Pull each line containing "What" from the data.
Recorded information below:
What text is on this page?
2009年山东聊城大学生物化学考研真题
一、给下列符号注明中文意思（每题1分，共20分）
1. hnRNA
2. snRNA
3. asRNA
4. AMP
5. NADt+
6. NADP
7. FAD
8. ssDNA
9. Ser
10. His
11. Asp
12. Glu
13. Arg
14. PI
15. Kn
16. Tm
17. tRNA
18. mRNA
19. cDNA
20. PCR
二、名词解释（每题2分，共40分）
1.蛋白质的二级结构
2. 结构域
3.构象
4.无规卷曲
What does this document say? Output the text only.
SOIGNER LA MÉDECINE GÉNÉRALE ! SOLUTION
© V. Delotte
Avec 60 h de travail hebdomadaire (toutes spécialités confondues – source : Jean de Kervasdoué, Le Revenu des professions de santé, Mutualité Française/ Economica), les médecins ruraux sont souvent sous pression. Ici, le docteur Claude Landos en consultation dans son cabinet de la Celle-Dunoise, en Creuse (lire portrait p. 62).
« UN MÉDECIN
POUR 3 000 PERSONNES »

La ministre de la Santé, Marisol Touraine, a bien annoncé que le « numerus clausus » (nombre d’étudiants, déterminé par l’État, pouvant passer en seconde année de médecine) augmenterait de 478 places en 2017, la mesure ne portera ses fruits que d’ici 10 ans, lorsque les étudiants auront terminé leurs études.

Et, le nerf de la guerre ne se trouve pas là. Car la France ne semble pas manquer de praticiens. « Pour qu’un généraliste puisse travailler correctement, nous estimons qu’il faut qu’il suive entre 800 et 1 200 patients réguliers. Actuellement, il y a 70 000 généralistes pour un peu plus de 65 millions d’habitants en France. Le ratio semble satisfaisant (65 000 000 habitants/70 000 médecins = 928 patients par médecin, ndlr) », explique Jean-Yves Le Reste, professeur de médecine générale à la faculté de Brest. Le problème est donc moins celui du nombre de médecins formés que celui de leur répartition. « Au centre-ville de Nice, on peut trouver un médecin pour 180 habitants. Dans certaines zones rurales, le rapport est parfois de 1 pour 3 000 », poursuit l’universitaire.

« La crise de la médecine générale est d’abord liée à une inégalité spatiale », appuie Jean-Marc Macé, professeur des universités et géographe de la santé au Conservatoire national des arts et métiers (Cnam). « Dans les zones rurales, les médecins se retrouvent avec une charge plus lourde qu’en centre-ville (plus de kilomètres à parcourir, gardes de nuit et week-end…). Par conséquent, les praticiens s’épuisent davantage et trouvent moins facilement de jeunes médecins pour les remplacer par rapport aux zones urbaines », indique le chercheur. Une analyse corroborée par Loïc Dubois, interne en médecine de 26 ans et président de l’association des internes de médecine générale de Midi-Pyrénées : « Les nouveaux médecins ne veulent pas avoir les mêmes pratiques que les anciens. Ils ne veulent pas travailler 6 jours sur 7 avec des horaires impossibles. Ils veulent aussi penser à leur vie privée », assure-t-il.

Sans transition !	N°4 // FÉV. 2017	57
End of Recorded information.
● **Answer space**
What text is on this page?
What does this document say? Output the text only.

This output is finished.